AVAILABLE DATA:
◇ ◇ ◇ ◇ ◇ ◇ ◇
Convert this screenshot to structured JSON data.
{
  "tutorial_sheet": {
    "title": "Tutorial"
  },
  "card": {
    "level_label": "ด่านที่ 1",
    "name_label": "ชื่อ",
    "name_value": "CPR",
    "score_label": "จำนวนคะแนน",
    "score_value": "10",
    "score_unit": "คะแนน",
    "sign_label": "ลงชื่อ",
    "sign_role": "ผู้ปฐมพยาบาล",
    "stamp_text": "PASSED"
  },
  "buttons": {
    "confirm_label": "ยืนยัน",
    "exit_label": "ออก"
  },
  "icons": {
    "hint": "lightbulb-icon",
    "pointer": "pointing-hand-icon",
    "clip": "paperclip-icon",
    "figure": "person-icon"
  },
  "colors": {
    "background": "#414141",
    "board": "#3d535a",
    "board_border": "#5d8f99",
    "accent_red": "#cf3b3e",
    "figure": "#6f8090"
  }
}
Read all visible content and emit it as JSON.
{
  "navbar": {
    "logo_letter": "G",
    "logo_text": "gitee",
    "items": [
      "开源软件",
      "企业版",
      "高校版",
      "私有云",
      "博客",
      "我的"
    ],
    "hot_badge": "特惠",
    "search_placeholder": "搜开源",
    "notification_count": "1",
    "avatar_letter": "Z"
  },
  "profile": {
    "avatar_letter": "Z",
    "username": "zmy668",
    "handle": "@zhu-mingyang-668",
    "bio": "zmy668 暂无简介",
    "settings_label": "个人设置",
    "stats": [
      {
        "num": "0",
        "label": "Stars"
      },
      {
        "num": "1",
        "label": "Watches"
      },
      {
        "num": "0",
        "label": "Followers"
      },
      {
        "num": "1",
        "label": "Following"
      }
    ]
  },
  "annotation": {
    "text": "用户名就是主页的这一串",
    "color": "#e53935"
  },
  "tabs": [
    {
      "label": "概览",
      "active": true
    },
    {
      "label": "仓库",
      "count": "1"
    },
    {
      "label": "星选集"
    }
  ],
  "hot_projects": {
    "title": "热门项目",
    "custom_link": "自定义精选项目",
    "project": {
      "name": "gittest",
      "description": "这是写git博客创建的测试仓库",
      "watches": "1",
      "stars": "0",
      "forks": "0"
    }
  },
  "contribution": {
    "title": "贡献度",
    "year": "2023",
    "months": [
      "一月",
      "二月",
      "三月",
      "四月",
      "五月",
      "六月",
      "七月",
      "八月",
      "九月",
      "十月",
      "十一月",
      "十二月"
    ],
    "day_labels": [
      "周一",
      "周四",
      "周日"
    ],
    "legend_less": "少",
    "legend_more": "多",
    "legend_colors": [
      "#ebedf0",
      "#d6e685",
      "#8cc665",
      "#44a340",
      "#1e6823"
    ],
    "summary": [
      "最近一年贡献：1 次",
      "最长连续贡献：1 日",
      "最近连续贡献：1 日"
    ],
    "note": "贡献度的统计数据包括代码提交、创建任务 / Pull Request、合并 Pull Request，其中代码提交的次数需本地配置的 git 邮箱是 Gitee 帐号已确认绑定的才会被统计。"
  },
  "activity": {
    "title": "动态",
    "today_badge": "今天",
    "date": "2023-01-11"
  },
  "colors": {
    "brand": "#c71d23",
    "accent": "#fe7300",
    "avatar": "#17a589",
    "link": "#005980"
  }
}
◇ ◇ ◇ ◇ ◇ ◇ ◇
TASK BRIEF: Extract all lines as given.

EXERCISE OUTPUT:
Convert this screenshot to structured JSON data.
{
  "tutorial_sheet": {
    "title": "Tutorial"
  },
  "card": {
    "level_label": "ด่านที่ 1",
    "name_label": "ชื่อ",
    "name_value": "CPR",
    "score_label": "จำนวนคะแนน",
    "score_value": "10",
    "score_unit": "คะแนน",
    "sign_label": "ลงชื่อ",
    "sign_role": "ผู้ปฐมพยาบาล",
    "stamp_text": "PASSED"
  },
  "buttons": {
    "confirm_label": "ยืนยัน",
    "exit_label": "ออก"
  },
  "icons": {
    "hint": "lightbulb-icon",
    "pointer": "pointing-hand-icon",
    "clip": "paperclip-icon",
    "figure": "person-icon"
  },
  "colors": {
    "background": "#414141",
    "board": "#3d535a",
    "board_border": "#5d8f99",
    "accent_red": "#cf3b3e",
    "figure": "#6f8090"
  }
}
Read all visible content and emit it as JSON.
{
  "navbar": {
    "logo_letter": "G",
    "logo_text": "gitee",
    "items": [
      "开源软件",
      "企业版",
      "高校版",
      "私有云",
      "博客",
      "我的"
    ],
    "hot_badge": "特惠",
    "search_placeholder": "搜开源",
    "notification_count": "1",
    "avatar_letter": "Z"
  },
  "profile": {
    "avatar_letter": "Z",
    "username": "zmy668",
    "handle": "@zhu-mingyang-668",
    "bio": "zmy668 暂无简介",
    "settings_label": "个人设置",
    "stats": [
      {
        "num": "0",
        "label": "Stars"
      },
      {
        "num": "1",
        "label": "Watches"
      },
      {
        "num": "0",
        "label": "Followers"
      },
      {
        "num": "1",
        "label": "Following"
      }
    ]
  },
  "annotation": {
    "text": "用户名就是主页的这一串",
    "color": "#e53935"
  },
  "tabs": [
    {
      "label": "概览",
      "active": true
    },
    {
      "label": "仓库",
      "count": "1"
    },
    {
      "label": "星选集"
    }
  ],
  "hot_projects": {
    "title": "热门项目",
    "custom_link": "自定义精选项目",
    "project": {
      "name": "gittest",
      "description": "这是写git博客创建的测试仓库",
      "watches": "1",
      "stars": "0",
      "forks": "0"
    }
  },
  "contribution": {
    "title": "贡献度",
    "year": "2023",
    "months": [
      "一月",
      "二月",
      "三月",
      "四月",
      "五月",
      "六月",
      "七月",
      "八月",
      "九月",
      "十月",
      "十一月",
      "十二月"
    ],
    "day_labels": [
      "周一",
      "周四",
      "周日"
    ],
    "legend_less": "少",
    "legend_more": "多",
    "legend_colors": [
      "#ebedf0",
      "#d6e685",
      "#8cc665",
      "#44a340",
      "#1e6823"
    ],
    "summary": [
      "最近一年贡献：1 次",
      "最长连续贡献：1 日",
      "最近连续贡献：1 日"
    ],
    "note": "贡献度的统计数据包括代码提交、创建任务 / Pull Request、合并 Pull Request，其中代码提交的次数需本地配置的 git 邮箱是 Gitee 帐号已确认绑定的才会被统计。"
  },
  "activity": {
    "title": "动态",
    "today_badge": "今天",
    "date": "2023-01-11"
  },
  "colors": {
    "brand": "#c71d23",
    "accent": "#fe7300",
    "avatar": "#17a589",
    "link": "#005980"
  }
}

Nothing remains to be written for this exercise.